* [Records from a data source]
• • • • •

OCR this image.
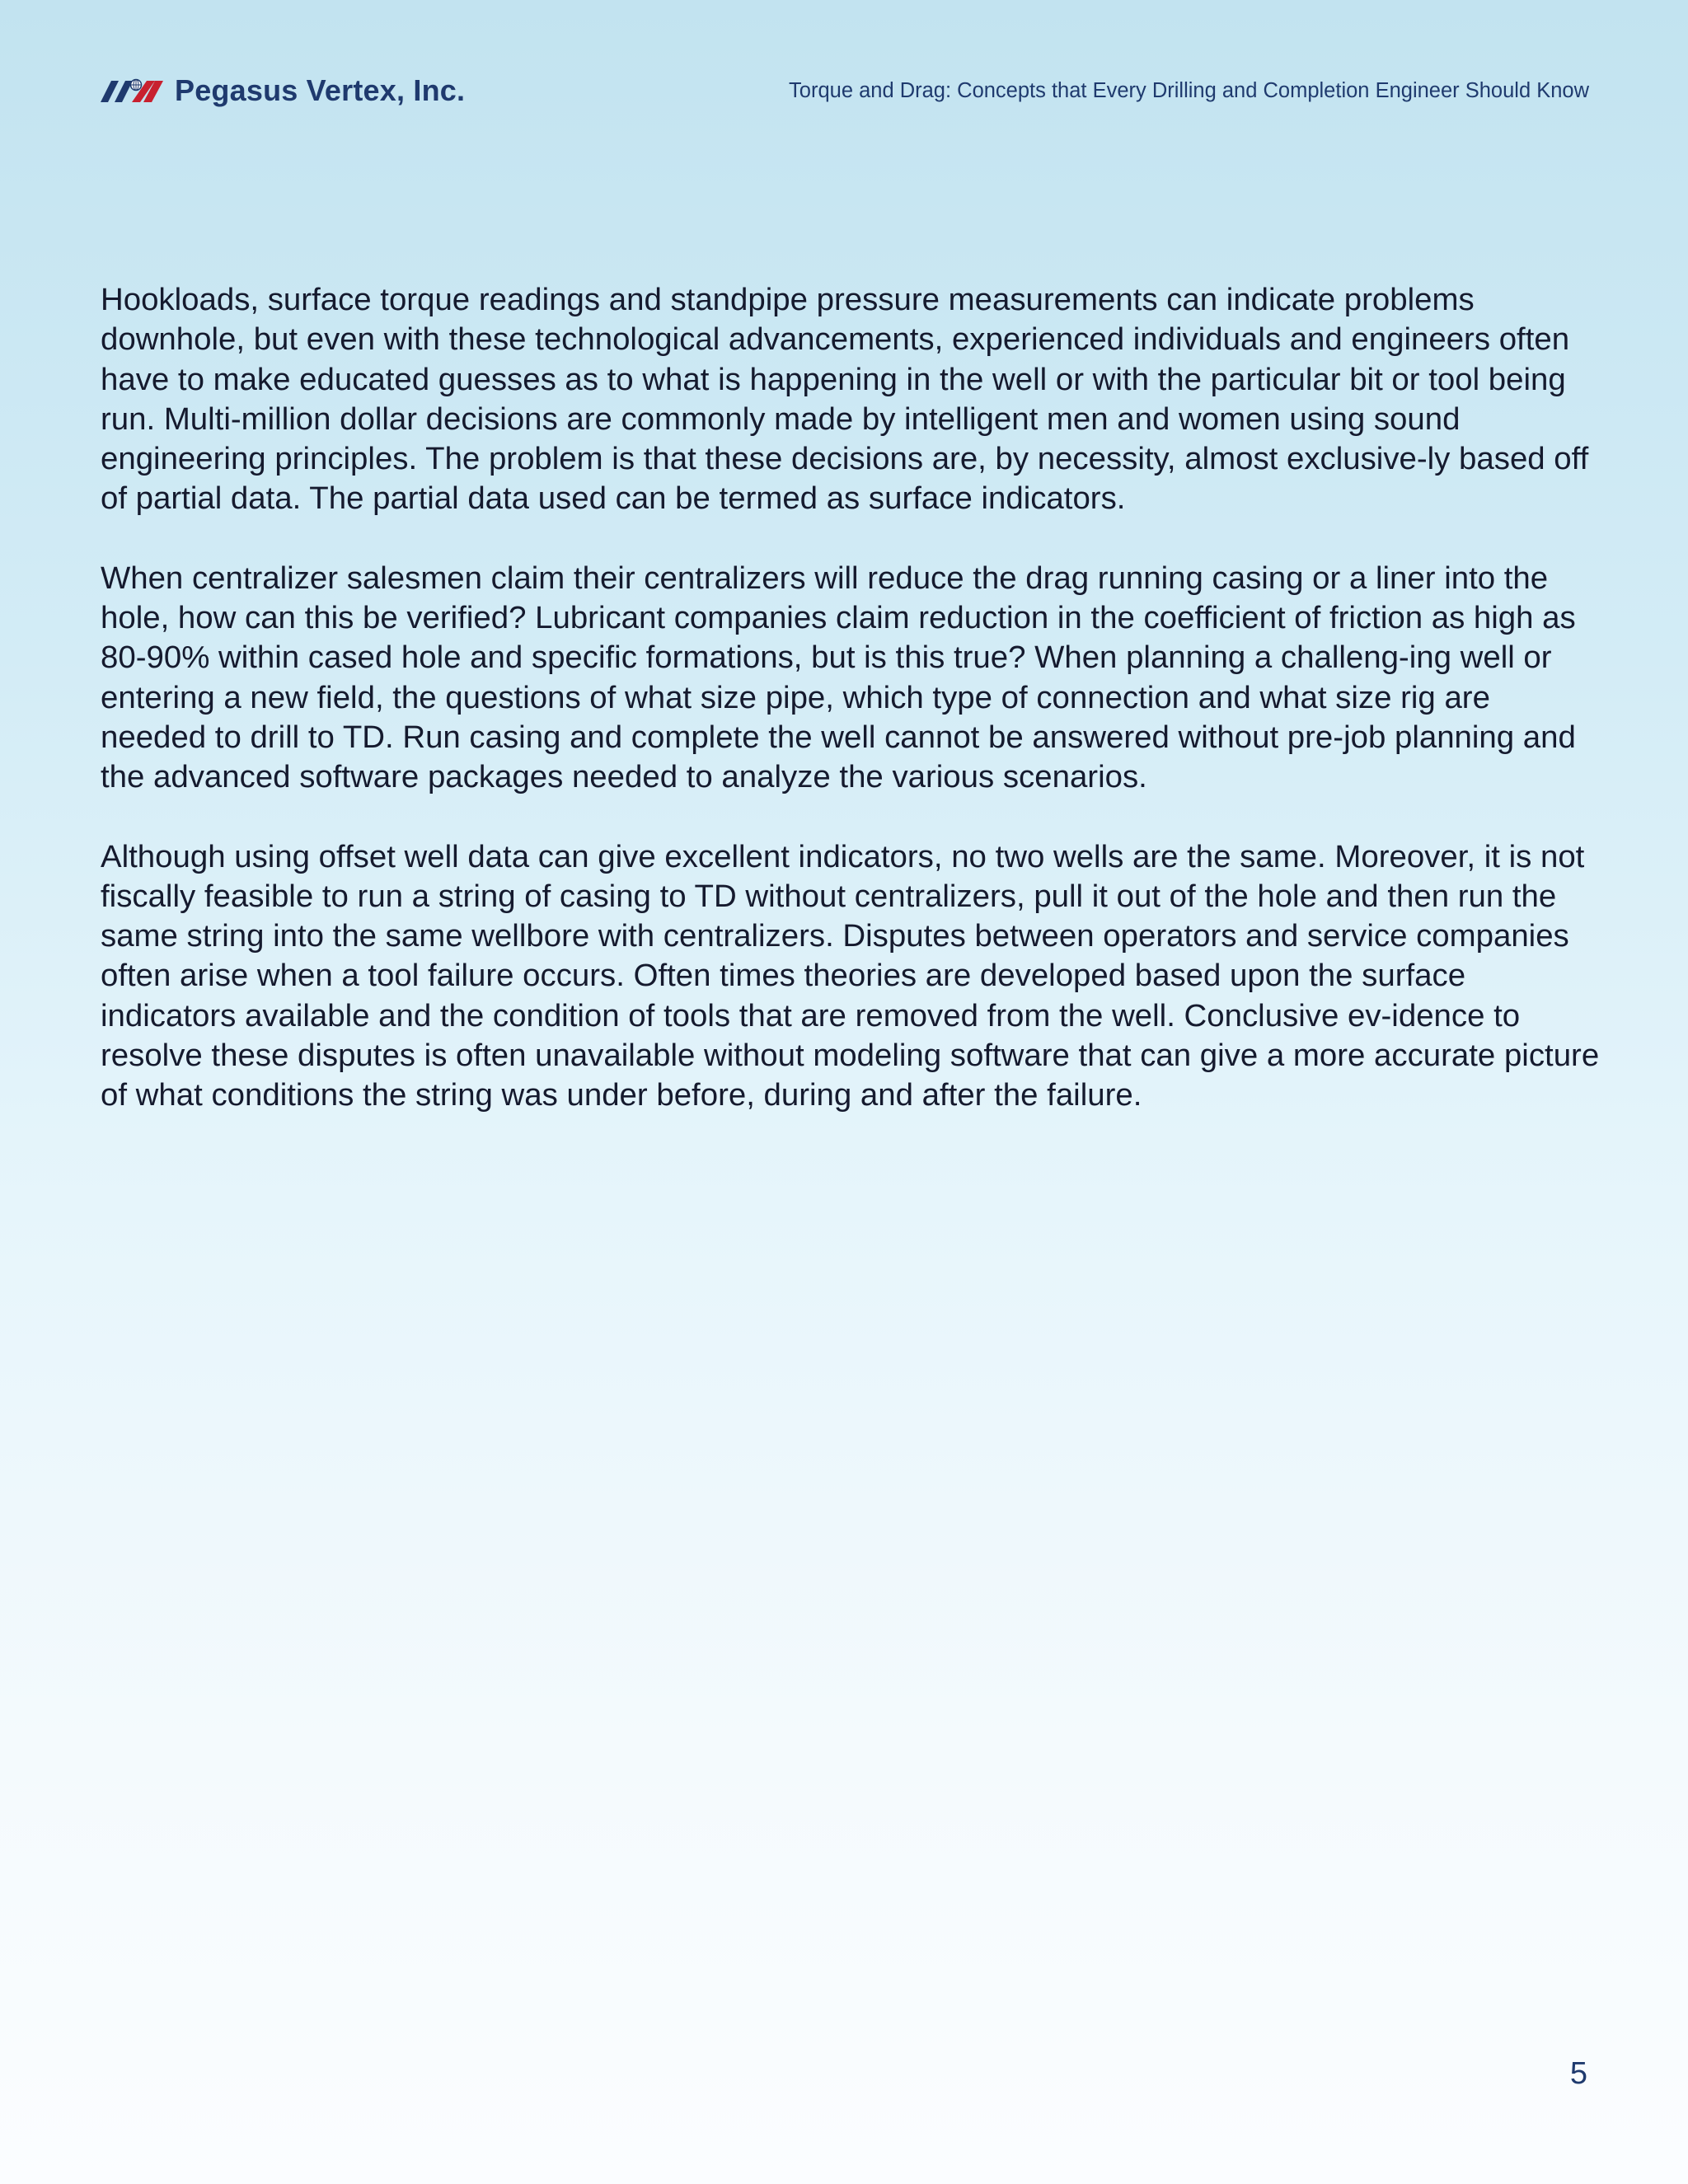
Pegasus Vertex, Inc.	Torque and Drag: Concepts that Every Drilling and Completion Engineer Should Know

Hookloads, surface torque readings and standpipe pressure measurements can indicate problems downhole, but even with these technological advancements, experienced individuals and engineers often have to make educated guesses as to what is happening in the well or with the particular bit or tool being run. Multi-million dollar decisions are commonly made by intelligent men and women using sound engineering principles. The problem is that these decisions are, by necessity, almost exclusive-ly based off of partial data. The partial data used can be termed as surface indicators.

When centralizer salesmen claim their centralizers will reduce the drag running casing or a liner into the hole, how can this be verified? Lubricant companies claim reduction in the coefficient of friction as high as 80-90% within cased hole and specific formations, but is this true? When planning a challeng-ing well or entering a new field, the questions of what size pipe, which type of connection and what size rig are needed to drill to TD. Run casing and complete the well cannot be answered without pre-job planning and the advanced software packages needed to analyze the various scenarios.

Although using offset well data can give excellent indicators, no two wells are the same. Moreover, it is not fiscally feasible to run a string of casing to TD without centralizers, pull it out of the hole and then run the same string into the same wellbore with centralizers. Disputes between operators and service companies often arise when a tool failure occurs. Often times theories are developed based upon the surface indicators available and the condition of tools that are removed from the well. Conclusive ev-idence to resolve these disputes is often unavailable without modeling software that can give a more accurate picture of what conditions the string was under before, during and after the failure.

5
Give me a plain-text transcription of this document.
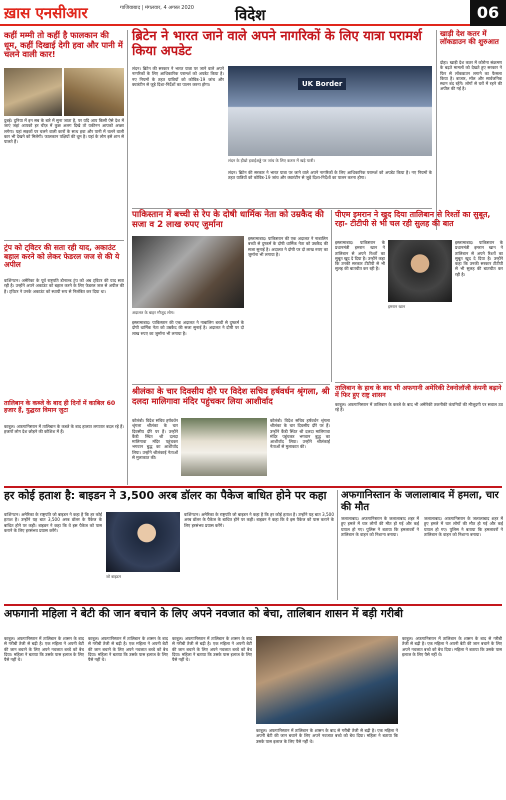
ख़ास एनसीआर	गाजियाबाद | मंगलवार, 4 अगस्त 2020	विदेश	06
कहीं मम्मी तो कहीं है फालकान की धूम, कहीं दिखाई देगी हवा और पानी में चलने वाली कार!
दुबई। दुनिया में इन सब के बारे में सुना जाता है, पर यदि आप किसी ऐसे देश में जाएं जहां आपको हर चीज़ में कुछ अलग दिखे तो यकीनन आपको अच्छा लगेगा। यहां सड़कों पर चलने वाली कारों के साथ हवा और पानी में चलने वाली कार भी देखने को मिलेगी। फालकान पक्षियों की धूम है। यहां के लोग इसे शान से पालते हैं।
ट्रंप को ट्विटर की सता रही याद, अकाउंट बहाल करने को लेकर फेडरल जज से की ये अपील
वाशिंगटन। अमेरिका के पूर्व राष्ट्रपति डोनाल्ड ट्रंप को अब ट्विटर की याद सता रही है। उन्होंने अपने अकाउंट को बहाल करने के लिए फेडरल जज से अपील की है। ट्विटर ने उनके अकाउंट को स्थायी रूप से निलंबित कर दिया था।
तालिबान के कब्जे के बाद ही दिनों में काबिल 60 हजार हैं, युद्धरत विमान जुटा
काबुल। अफगानिस्तान में तालिबान के कब्जे के बाद हालात लगातार बदल रहे हैं। हजारों लोग देश छोड़ने की कोशिश में हैं।
ब्रिटेन ने भारत जाने वाले अपने नागरिकों के लिए यात्रा परामर्श किया अपडेट
लंदन। ब्रिटेन की सरकार ने भारत यात्रा पर जाने वाले अपने नागरिकों के लिए आधिकारिक परामर्श को अपडेट किया है। नए नियमों के तहत यात्रियों को कोविड-19 जांच और क्वारंटीन से जुड़े दिशा-निर्देशों का पालन करना होगा।	UK Border
लंदन के हीथ्रो हवाईअड्डे पर जांच के लिए कतार में खड़े यात्री।
लंदन। ब्रिटेन की सरकार ने भारत यात्रा पर जाने वाले अपने नागरिकों के लिए आधिकारिक परामर्श को अपडेट किया है। नए नियमों के तहत यात्रियों को कोविड-19 जांच और क्वारंटीन से जुड़े दिशा-निर्देशों का पालन करना होगा।
खाड़ी देश कतर में लॉकडाउन की शुरुआत
दोहा। खाड़ी देश कतर में कोरोना संक्रमण के बढ़ते मामलों को देखते हुए सरकार ने फिर से लॉकडाउन लगाने का फैसला किया है। बाजार, मॉल और सार्वजनिक स्थान बंद रहेंगे। लोगों से घरों में रहने की अपील की गई है।
पाकिस्तान में बच्ची से रेप के दोषी धार्मिक नेता को उम्रकैद की सजा व 2 लाख रुपए जुर्माना
अदालत के बाहर मौजूद लोग।
इस्लामाबाद। पाकिस्तान की एक अदालत ने नाबालिग बच्ची से दुष्कर्म के दोषी धार्मिक नेता को उम्रकैद की सजा सुनाई है। अदालत ने दोषी पर दो लाख रुपए का जुर्माना भी लगाया है।
इस्लामाबाद। पाकिस्तान की एक अदालत ने नाबालिग बच्ची से दुष्कर्म के दोषी धार्मिक नेता को उम्रकैद की सजा सुनाई है। अदालत ने दोषी पर दो लाख रुपए का जुर्माना भी लगाया है।
पीएम इमरान ने खुद दिया तालिबान से रिश्तों का सुबूत, रहा- टीटीपी से भी चल रही सुलह की बात
इस्लामाबाद। पाकिस्तान के प्रधानमंत्री इमरान खान ने तालिबान से अपने रिश्तों का सुबूत खुद दे दिया है। उन्होंने कहा कि उनकी सरकार टीटीपी से भी सुलह की बातचीत कर रही है।
इमरान खान
इस्लामाबाद। पाकिस्तान के प्रधानमंत्री इमरान खान ने तालिबान से अपने रिश्तों का सुबूत खुद दे दिया है। उन्होंने कहा कि उनकी सरकार टीटीपी से भी सुलह की बातचीत कर रही है।
तालिबान के हाथ के बाद भी अफगानी अमेरिकी टेक्नोलॉजी कंपनी बढ़ाने में फिर हुए राष्ट्र शासन
काबुल। अफगानिस्तान में तालिबान के कब्जे के बाद भी अमेरिकी तकनीकी कंपनियों की मौजूदगी पर सवाल उठ रहे हैं।
श्रीलंका के चार दिवसीय दौरे पर विदेश सचिव हर्षवर्धन श्रृंगला, श्री दलदा मालिगावा मंदिर पहुंचकर लिया आशीर्वाद
कोलंबो। विदेश सचिव हर्षवर्धन श्रृंगला श्रीलंका के चार दिवसीय दौरे पर हैं। उन्होंने कैंडी स्थित श्री दलदा मालिगावा मंदिर पहुंचकर भगवान बुद्ध का आशीर्वाद लिया। उन्होंने श्रीलंकाई नेताओं से मुलाकात की।
कोलंबो। विदेश सचिव हर्षवर्धन श्रृंगला श्रीलंका के चार दिवसीय दौरे पर हैं। उन्होंने कैंडी स्थित श्री दलदा मालिगावा मंदिर पहुंचकर भगवान बुद्ध का आशीर्वाद लिया। उन्होंने श्रीलंकाई नेताओं से मुलाकात की।
हर कोई हताश है: बाइडन ने 3,500 अरब डॉलर का पैकेज बाधित होने पर कहा
वाशिंगटन। अमेरिका के राष्ट्रपति जो बाइडन ने कहा है कि हर कोई हताश है। उन्होंने यह बात 3,500 अरब डॉलर के पैकेज के बाधित होने पर कही। बाइडन ने कहा कि वे इस पैकेज को पास कराने के लिए हरसंभव प्रयास करेंगे।
जो बाइडन
वाशिंगटन। अमेरिका के राष्ट्रपति जो बाइडन ने कहा है कि हर कोई हताश है। उन्होंने यह बात 3,500 अरब डॉलर के पैकेज के बाधित होने पर कही। बाइडन ने कहा कि वे इस पैकेज को पास कराने के लिए हरसंभव प्रयास करेंगे।
अफगानिस्तान के जलालाबाद में हमला, चार की मौत
जलालाबाद। अफगानिस्तान के जलालाबाद शहर में हुए हमले में चार लोगों की मौत हो गई और कई घायल हो गए। पुलिस ने बताया कि हमलावरों ने तालिबान के वाहन को निशाना बनाया।
जलालाबाद। अफगानिस्तान के जलालाबाद शहर में हुए हमले में चार लोगों की मौत हो गई और कई घायल हो गए। पुलिस ने बताया कि हमलावरों ने तालिबान के वाहन को निशाना बनाया।
अफगानी महिला ने बेटी की जान बचाने के लिए अपने नवजात को बेचा, तालिबान शासन में बड़ी गरीबी
काबुल। अफगानिस्तान में तालिबान के शासन के बाद से गरीबी तेजी से बढ़ी है। एक महिला ने अपनी बेटी की जान बचाने के लिए अपने नवजात बच्चे को बेच दिया। महिला ने बताया कि उसके पास इलाज के लिए पैसे नहीं थे।
काबुल। अफगानिस्तान में तालिबान के शासन के बाद से गरीबी तेजी से बढ़ी है। एक महिला ने अपनी बेटी की जान बचाने के लिए अपने नवजात बच्चे को बेच दिया। महिला ने बताया कि उसके पास इलाज के लिए पैसे नहीं थे।
काबुल। अफगानिस्तान में तालिबान के शासन के बाद से गरीबी तेजी से बढ़ी है। एक महिला ने अपनी बेटी की जान बचाने के लिए अपने नवजात बच्चे को बेच दिया। महिला ने बताया कि उसके पास इलाज के लिए पैसे नहीं थे।
काबुल। अफगानिस्तान में तालिबान के शासन के बाद से गरीबी तेजी से बढ़ी है। एक महिला ने अपनी बेटी की जान बचाने के लिए अपने नवजात बच्चे को बेच दिया। महिला ने बताया कि उसके पास इलाज के लिए पैसे नहीं थे।
काबुल। अफगानिस्तान में तालिबान के शासन के बाद से गरीबी तेजी से बढ़ी है। एक महिला ने अपनी बेटी की जान बचाने के लिए अपने नवजात बच्चे को बेच दिया। महिला ने बताया कि उसके पास इलाज के लिए पैसे नहीं थे।
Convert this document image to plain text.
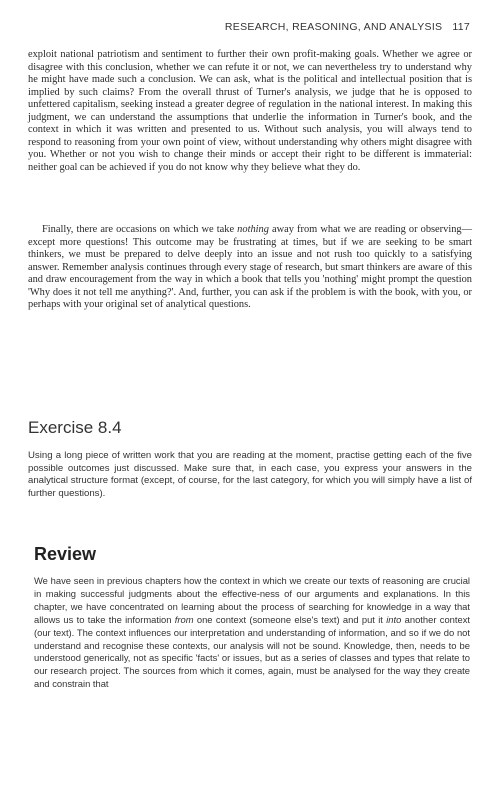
RESEARCH, REASONING, AND ANALYSIS 117

exploit national patriotism and sentiment to further their own profit-making goals. Whether we agree or disagree with this conclusion, whether we can refute it or not, we can nevertheless try to understand why he might have made such a conclusion. We can ask, what is the political and intellectual position that is implied by such claims? From the overall thrust of Turner's analysis, we judge that he is opposed to unfettered capitalism, seeking instead a greater degree of regulation in the national interest. In making this judgment, we can understand the assumptions that underlie the information in Turner's book, and the context in which it was written and presented to us. Without such analysis, you will always tend to respond to reasoning from your own point of view, without understanding why others might disagree with you. Whether or not you wish to change their minds or accept their right to be different is immaterial: neither goal can be achieved if you do not know why they believe what they do.

Finally, there are occasions on which we take nothing away from what we are reading or observing—except more questions! This outcome may be frustrating at times, but if we are seeking to be smart thinkers, we must be prepared to delve deeply into an issue and not rush too quickly to a satisfying answer. Remember analysis continues through every stage of research, but smart thinkers are aware of this and draw encouragement from the way in which a book that tells you 'nothing' might prompt the question 'Why does it not tell me anything?'. And, further, you can ask if the problem is with the book, with you, or perhaps with your original set of analytical questions.

Exercise 8.4
Using a long piece of written work that you are reading at the moment, practise getting each of the five possible outcomes just discussed. Make sure that, in each case, you express your answers in the analytical structure format (except, of course, for the last category, for which you will simply have a list of further questions).
Review
We have seen in previous chapters how the context in which we create our texts of reasoning are crucial in making successful judgments about the effective-ness of our arguments and explanations. In this chapter, we have concentrated on learning about the process of searching for knowledge in a way that allows us to take the information from one context (someone else's text) and put it into another context (our text). The context influences our interpretation and understanding of information, and so if we do not understand and recognise these contexts, our analysis will not be sound. Knowledge, then, needs to be understood generically, not as specific 'facts' or issues, but as a series of classes and types that relate to our research project. The sources from which it comes, again, must be analysed for the way they create and constrain that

• • • • •

* [GOAL OF THE EXERCISE]
Among the entries, how many lines include the word "plain"? Answer with a single number and nothing further.

* [RESPONSE FOR THIS EXERCISE]
2